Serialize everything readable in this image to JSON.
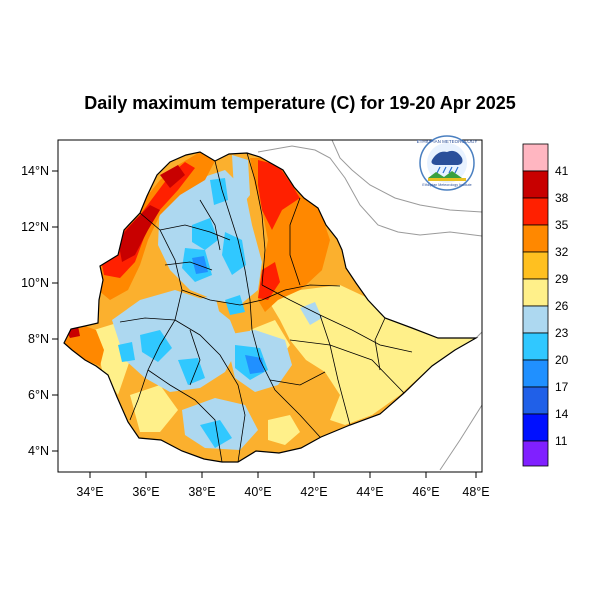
{
  "title": "Daily maximum temperature (C) for 19-20 Apr 2025",
  "axes": {
    "x_ticks": [
      "34°E",
      "36°E",
      "38°E",
      "40°E",
      "42°E",
      "44°E",
      "46°E",
      "48°E"
    ],
    "y_ticks": [
      "14°N",
      "12°N",
      "10°N",
      "8°N",
      "6°N",
      "4°N"
    ]
  },
  "colorbar": {
    "labels": [
      "41",
      "38",
      "35",
      "32",
      "29",
      "26",
      "23",
      "20",
      "17",
      "14",
      "11"
    ],
    "colors": [
      "#ffb6c1",
      "#c80000",
      "#ff2000",
      "#ff8800",
      "#ffc020",
      "#fff08a",
      "#add8f0",
      "#30c8ff",
      "#2090ff",
      "#2060e8",
      "#0010ff",
      "#8020ff"
    ]
  },
  "logo": {
    "name": "ethiopian-meteorology-institute-logo",
    "text": "Ethiopian Meteorology Institute"
  },
  "colors": {
    "country_fill_base": "#fbb02e",
    "neighbor_border": "#9a9a9a",
    "admin_border": "#000000"
  }
}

━━━━━━

▶ WRITTEN PROBLEM: Reproduce every entry word for word, but omit the pictures.

▶ TASK SOLUTION:
Serialize everything readable in this image to JSON.
{
  "title": "Daily maximum temperature (C) for 19-20 Apr 2025",
  "axes": {
    "x_ticks": [
      "34°E",
      "36°E",
      "38°E",
      "40°E",
      "42°E",
      "44°E",
      "46°E",
      "48°E"
    ],
    "y_ticks": [
      "14°N",
      "12°N",
      "10°N",
      "8°N",
      "6°N",
      "4°N"
    ]
  },
  "colorbar": {
    "labels": [
      "41",
      "38",
      "35",
      "32",
      "29",
      "26",
      "23",
      "20",
      "17",
      "14",
      "11"
    ],
    "colors": [
      "#ffb6c1",
      "#c80000",
      "#ff2000",
      "#ff8800",
      "#ffc020",
      "#fff08a",
      "#add8f0",
      "#30c8ff",
      "#2090ff",
      "#2060e8",
      "#0010ff",
      "#8020ff"
    ]
  },
  "logo": {
    "name": "ethiopian-meteorology-institute-logo",
    "text": "Ethiopian Meteorology Institute"
  },
  "colors": {
    "country_fill_base": "#fbb02e",
    "neighbor_border": "#9a9a9a",
    "admin_border": "#000000"
  }
}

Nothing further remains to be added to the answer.